* begin Passage shown *
Contact: Lawrence Hajna (609) 984-1795
Lawrence Ragonese (609) 292-2994
Bob Considine (609) 984-1795

VOLUNTEERS BRAVE DOWNPOURS AS DEP’S BARNEGAT BAY BLITZ GETS UNDER WAY

(12/P58) TRENTON - Volunteers from scores of schools and organizations braved off-and-on downpours today as they fanned out across the Barnegat Bay watershed in the second installment of the watershed-wide trash and debris cleanup.

“The enthusiasm today has been amazing despite the weather,” said Department of Environmental Protection Commissioner Bob Martin, who joined volunteers in picking up trash from several locations around the bay. “I thank each of the volunteers, especially the children from schools across the watershed, for their dedication, commitment – and for leading by example. You are truly making a difference.”

The volunteers cleaned up trash along creeks, in wooded areas, on school grounds, around lakes, and from marshes across the 660-square-mile watershed that encompasses 37 municipalities, 33 in Ocean County and four in Monmouth County.

The Blitz is an important part of Governor Chris Christie’s 10-point comprehensive restoration plan for the ecologically stressed bay. The cleanup is co-sponsored by the DEP and the New Jersey Clean Communities Council.

Other partners include the MATES Academy, the New Jersey Environmental Infrastructure Trust, Waste Management, the Barnegat Bay Partnership, Clean Ocean Action, ReClam the Bay, Sustainable Jersey, Starbucks, Wawa, and the American Council of Engineering Companies.
* end Passage shown *
### [Exercise tasks]
a) Using the press release on the Barnegat Bay Blitz, answer these questions:
(i) How many square miles does the watershed cover?
(ii) Which two bodies co-sponsor the cleanup?
(iii) How many of the watershed's municipalities are in Monmouth County?
b) Say whether each statement agrees with the press release on the Barnegat Bay Blitz, and quote the words that decide it.
(i) The cleanup described was the first installment of the effort.
(ii) Commissioner Bob Martin picked up trash alongside volunteers.
(iii) Thirty-three of the watershed's municipalities are in Ocean County.
The records that follow are separate material with no connection to the press release.
* begin Supplied records *
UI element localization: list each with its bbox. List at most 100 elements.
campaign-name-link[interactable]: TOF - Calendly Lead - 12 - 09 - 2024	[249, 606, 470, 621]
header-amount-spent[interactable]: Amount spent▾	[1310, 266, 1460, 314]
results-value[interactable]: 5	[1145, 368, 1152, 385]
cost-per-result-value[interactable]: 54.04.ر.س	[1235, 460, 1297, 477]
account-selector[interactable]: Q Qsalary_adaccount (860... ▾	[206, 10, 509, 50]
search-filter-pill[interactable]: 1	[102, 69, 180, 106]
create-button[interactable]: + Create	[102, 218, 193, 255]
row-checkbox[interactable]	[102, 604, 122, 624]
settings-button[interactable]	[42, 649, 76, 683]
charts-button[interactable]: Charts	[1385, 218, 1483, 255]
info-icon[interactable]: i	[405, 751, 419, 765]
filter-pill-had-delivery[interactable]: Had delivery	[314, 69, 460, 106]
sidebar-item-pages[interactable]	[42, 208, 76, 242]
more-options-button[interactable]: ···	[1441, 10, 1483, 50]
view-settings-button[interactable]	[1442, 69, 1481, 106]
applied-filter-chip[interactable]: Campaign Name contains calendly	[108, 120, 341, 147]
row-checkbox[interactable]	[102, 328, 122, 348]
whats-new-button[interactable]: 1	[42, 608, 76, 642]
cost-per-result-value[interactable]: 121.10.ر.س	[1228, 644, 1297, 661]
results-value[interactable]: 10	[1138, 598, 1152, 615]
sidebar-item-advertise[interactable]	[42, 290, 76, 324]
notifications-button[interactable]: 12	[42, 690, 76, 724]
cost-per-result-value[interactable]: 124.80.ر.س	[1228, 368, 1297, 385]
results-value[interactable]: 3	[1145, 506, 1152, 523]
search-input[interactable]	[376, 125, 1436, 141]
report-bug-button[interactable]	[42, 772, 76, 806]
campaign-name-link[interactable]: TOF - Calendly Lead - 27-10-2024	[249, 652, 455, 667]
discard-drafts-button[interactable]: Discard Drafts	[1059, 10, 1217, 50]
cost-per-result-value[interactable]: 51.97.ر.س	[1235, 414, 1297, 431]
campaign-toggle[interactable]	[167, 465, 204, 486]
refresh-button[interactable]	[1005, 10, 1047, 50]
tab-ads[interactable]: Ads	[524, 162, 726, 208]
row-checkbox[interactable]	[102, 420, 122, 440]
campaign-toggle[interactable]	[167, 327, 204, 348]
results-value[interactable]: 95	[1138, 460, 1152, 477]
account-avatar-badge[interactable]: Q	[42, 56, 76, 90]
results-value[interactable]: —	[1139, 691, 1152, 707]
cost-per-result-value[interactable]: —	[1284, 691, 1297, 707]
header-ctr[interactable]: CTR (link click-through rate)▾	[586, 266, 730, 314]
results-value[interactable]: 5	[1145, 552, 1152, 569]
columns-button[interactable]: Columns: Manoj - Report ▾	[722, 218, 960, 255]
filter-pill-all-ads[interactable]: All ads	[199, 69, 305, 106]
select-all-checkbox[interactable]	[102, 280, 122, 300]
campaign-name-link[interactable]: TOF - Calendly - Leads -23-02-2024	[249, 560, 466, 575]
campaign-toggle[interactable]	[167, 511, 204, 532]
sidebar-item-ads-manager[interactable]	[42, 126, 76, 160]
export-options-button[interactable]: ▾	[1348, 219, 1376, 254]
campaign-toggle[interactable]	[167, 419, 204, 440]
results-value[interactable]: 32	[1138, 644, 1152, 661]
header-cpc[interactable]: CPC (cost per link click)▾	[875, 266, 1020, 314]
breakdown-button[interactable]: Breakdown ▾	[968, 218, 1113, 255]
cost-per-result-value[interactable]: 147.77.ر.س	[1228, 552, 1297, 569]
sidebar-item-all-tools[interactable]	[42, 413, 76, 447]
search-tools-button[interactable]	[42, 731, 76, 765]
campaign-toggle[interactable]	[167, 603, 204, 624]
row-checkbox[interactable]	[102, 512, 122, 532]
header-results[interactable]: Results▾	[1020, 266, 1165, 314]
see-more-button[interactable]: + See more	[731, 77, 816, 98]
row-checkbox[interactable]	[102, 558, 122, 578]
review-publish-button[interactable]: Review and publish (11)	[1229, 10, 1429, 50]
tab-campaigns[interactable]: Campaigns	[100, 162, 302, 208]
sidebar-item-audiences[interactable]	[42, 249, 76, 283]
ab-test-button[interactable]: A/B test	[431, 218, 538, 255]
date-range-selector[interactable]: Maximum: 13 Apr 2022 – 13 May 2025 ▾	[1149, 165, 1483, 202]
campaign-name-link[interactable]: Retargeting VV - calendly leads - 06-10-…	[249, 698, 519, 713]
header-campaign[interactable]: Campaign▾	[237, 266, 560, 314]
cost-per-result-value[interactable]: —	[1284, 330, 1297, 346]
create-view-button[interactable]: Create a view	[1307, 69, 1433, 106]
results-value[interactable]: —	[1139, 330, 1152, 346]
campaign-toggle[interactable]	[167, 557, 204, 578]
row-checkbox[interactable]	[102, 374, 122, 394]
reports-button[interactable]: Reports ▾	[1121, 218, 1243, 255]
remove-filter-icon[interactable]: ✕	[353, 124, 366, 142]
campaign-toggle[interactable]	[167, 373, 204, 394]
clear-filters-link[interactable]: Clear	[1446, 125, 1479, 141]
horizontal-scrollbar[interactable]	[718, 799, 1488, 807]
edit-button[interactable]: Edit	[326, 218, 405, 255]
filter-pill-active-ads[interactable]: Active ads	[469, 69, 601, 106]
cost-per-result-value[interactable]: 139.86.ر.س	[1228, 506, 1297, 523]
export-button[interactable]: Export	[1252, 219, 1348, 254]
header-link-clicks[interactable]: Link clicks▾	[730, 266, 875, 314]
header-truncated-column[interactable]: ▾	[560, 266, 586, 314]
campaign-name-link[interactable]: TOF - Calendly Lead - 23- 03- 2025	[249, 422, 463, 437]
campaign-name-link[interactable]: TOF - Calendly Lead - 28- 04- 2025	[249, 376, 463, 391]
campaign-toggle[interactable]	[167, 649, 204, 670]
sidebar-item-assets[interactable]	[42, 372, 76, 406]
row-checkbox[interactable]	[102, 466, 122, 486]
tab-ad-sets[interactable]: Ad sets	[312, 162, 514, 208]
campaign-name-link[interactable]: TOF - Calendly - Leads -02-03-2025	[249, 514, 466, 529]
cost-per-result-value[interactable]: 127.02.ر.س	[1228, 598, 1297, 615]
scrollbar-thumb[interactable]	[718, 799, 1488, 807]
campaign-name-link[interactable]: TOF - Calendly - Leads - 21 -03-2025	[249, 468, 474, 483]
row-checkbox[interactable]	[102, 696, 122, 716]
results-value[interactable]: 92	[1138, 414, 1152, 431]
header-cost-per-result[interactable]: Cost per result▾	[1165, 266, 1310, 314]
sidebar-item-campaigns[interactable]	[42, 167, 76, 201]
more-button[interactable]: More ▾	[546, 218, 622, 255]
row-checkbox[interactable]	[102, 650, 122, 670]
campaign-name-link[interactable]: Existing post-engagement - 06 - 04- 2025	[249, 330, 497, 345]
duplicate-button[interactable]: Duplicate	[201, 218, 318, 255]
* end Supplied records *
### [Exercise responses]
a)
(i) 660 square miles
(ii) The DEP and the New Jersey Clean Communities Council
(iii) Four

b)
(i) No: "the second installment of the watershed-wide trash and debris cleanup"
(ii) Yes: "who joined volunteers in picking up trash from several locations around the bay"
(iii) Yes: "33 in Ocean County"